== Excerpted records ==
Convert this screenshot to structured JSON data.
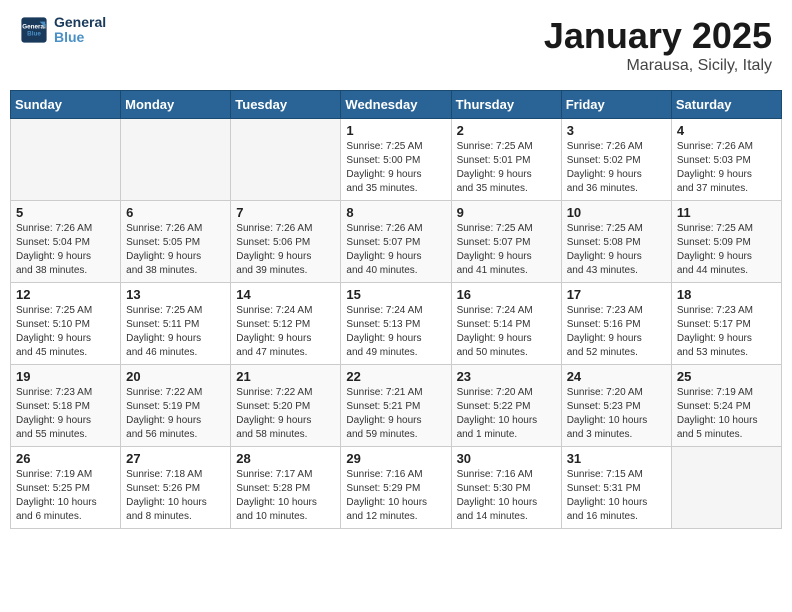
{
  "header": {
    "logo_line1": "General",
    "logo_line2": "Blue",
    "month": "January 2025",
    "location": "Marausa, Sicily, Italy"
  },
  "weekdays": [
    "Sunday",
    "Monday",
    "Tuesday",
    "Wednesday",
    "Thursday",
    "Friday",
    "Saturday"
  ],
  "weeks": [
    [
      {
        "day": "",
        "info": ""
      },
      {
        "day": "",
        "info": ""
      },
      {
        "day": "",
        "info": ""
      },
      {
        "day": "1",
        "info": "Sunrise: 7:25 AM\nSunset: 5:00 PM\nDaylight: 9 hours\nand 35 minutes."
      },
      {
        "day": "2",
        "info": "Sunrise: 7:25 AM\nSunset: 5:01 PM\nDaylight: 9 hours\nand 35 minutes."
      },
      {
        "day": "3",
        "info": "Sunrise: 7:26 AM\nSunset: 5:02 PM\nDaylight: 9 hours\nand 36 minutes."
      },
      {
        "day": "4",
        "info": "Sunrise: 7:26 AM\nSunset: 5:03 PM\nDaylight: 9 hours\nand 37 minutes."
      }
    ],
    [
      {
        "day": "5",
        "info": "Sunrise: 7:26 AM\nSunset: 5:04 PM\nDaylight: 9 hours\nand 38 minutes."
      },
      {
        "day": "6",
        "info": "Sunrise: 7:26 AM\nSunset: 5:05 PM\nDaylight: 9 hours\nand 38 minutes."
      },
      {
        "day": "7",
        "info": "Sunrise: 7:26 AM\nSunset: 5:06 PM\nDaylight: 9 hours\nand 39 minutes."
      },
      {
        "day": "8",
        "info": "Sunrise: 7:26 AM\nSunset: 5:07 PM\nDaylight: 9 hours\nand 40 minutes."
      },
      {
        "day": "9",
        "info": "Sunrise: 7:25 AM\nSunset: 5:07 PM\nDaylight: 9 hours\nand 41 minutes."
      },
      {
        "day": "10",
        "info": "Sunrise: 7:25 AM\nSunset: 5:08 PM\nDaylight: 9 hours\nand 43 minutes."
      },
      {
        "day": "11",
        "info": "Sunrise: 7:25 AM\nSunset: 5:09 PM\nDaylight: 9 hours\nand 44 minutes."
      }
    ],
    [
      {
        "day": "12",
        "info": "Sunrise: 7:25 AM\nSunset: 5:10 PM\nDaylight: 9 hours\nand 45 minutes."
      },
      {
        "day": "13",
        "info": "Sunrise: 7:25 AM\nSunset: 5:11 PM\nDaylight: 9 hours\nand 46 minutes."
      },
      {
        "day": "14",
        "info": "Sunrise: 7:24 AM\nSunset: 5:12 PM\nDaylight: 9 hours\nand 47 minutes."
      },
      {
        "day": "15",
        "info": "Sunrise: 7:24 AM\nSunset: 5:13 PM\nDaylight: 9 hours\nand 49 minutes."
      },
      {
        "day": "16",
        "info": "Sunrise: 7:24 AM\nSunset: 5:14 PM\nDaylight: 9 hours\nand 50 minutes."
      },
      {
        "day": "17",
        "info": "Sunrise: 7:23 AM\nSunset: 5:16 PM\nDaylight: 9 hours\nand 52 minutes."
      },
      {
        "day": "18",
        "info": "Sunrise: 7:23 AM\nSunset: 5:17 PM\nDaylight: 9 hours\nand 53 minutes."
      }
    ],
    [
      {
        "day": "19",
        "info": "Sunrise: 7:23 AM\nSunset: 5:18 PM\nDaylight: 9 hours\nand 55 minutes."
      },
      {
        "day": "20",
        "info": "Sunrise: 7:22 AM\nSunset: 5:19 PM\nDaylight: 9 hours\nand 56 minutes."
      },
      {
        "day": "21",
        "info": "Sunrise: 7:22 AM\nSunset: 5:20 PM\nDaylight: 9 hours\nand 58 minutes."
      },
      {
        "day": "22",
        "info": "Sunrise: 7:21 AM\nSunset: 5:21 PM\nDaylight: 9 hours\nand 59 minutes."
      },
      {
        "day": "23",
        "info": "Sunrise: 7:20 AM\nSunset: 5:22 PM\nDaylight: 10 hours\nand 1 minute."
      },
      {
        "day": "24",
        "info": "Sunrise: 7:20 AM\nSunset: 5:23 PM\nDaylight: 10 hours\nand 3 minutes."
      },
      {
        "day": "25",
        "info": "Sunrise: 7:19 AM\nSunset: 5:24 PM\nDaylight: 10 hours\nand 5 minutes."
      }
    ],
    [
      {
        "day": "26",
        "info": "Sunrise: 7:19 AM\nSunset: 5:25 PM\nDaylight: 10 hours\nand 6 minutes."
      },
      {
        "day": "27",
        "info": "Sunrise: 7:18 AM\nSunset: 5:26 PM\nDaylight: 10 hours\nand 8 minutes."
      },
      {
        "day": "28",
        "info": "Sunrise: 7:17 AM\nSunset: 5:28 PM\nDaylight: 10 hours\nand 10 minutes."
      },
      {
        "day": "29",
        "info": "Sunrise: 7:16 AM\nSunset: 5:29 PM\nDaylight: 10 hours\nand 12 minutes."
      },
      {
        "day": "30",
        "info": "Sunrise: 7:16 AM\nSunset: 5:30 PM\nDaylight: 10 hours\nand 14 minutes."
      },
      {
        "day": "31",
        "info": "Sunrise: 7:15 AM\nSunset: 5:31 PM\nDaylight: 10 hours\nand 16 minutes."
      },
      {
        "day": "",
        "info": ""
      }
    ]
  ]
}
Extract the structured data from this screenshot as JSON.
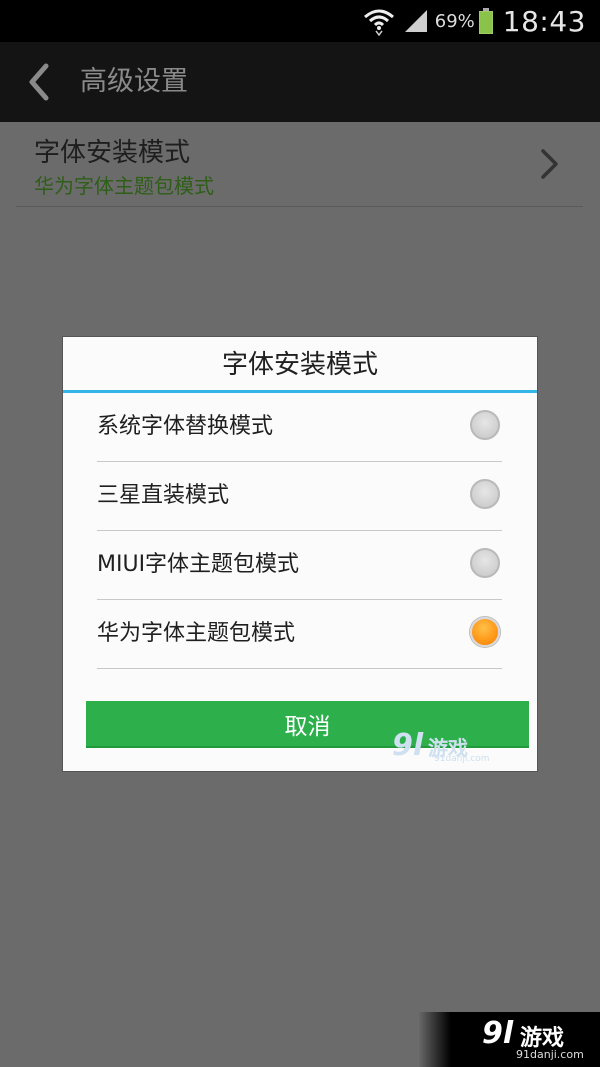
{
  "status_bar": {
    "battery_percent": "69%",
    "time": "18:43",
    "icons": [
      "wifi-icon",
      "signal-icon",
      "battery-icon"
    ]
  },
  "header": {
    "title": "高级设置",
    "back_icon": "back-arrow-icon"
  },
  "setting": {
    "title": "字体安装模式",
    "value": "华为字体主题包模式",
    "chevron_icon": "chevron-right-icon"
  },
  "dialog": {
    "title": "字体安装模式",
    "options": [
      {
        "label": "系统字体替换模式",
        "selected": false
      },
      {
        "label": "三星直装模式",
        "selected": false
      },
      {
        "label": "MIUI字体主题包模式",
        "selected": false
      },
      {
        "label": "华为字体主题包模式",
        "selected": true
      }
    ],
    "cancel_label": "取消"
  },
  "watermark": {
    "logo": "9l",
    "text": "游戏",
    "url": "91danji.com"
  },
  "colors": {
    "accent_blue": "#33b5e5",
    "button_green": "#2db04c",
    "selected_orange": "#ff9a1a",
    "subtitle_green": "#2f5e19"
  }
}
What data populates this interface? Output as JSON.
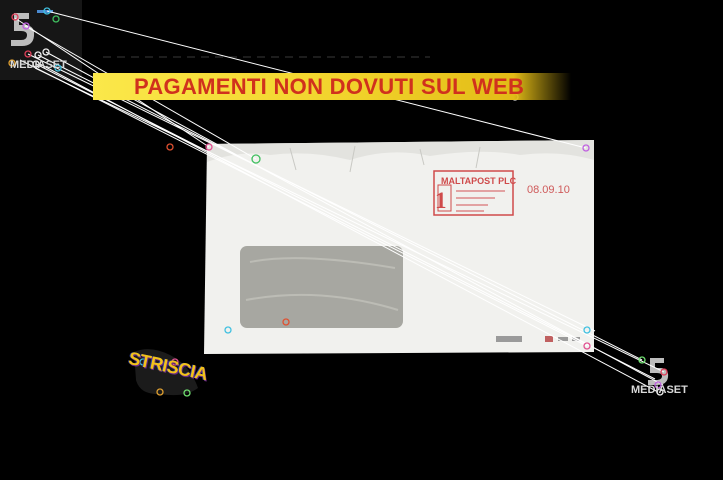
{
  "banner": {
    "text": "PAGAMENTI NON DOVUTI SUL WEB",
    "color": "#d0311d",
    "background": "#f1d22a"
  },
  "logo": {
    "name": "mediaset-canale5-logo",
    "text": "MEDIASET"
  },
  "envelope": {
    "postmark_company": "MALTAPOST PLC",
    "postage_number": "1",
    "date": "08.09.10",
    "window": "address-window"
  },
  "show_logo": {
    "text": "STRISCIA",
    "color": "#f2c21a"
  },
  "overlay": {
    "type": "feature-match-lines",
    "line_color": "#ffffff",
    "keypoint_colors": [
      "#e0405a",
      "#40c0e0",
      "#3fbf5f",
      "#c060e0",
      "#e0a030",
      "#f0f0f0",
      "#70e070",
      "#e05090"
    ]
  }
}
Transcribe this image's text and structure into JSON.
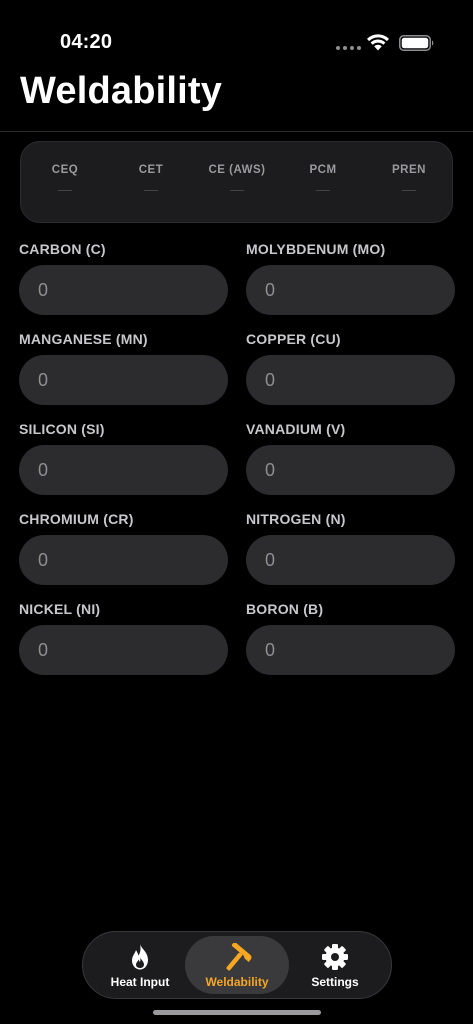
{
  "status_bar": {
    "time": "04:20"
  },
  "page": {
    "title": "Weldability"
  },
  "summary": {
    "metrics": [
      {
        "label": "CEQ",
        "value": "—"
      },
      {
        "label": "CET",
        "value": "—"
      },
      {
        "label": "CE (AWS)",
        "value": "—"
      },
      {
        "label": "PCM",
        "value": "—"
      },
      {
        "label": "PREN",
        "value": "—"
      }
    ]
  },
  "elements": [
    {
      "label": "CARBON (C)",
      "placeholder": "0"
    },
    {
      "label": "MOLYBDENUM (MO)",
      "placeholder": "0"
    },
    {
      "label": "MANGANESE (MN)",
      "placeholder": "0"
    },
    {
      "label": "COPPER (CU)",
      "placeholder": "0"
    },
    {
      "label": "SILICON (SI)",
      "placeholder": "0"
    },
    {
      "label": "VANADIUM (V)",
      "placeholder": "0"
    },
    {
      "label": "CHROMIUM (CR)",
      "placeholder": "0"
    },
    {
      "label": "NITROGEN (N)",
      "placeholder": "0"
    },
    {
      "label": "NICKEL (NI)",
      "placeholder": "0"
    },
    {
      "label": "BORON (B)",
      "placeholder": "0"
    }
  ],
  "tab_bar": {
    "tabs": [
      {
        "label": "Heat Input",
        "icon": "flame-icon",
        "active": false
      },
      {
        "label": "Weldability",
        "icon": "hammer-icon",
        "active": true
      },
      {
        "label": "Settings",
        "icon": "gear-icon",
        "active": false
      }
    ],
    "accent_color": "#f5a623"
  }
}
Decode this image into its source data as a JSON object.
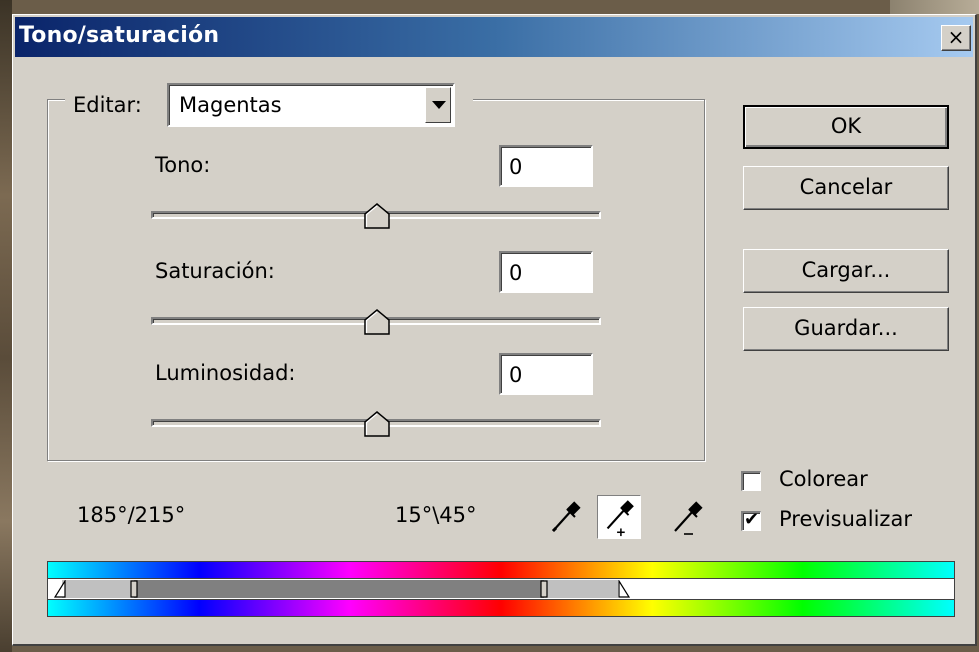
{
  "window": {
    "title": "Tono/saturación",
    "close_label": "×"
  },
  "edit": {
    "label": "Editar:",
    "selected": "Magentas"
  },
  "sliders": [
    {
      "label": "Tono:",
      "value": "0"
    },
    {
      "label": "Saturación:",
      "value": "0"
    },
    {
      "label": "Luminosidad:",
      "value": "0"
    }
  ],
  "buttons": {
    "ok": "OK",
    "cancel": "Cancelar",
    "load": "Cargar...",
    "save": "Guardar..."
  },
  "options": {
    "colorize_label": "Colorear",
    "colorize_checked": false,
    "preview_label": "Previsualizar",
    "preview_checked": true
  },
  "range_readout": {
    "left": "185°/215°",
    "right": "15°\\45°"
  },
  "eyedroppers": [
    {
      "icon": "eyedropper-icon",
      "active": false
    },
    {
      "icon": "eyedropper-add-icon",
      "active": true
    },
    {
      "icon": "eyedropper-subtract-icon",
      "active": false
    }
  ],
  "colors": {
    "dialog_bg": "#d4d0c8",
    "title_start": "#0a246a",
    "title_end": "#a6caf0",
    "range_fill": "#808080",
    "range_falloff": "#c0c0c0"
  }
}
===
Work to complete: Search the lines for "true". Copy each line that has it.

Task solution:
        "selected": true
        "active": true
    "preview_checked": true
      "active": true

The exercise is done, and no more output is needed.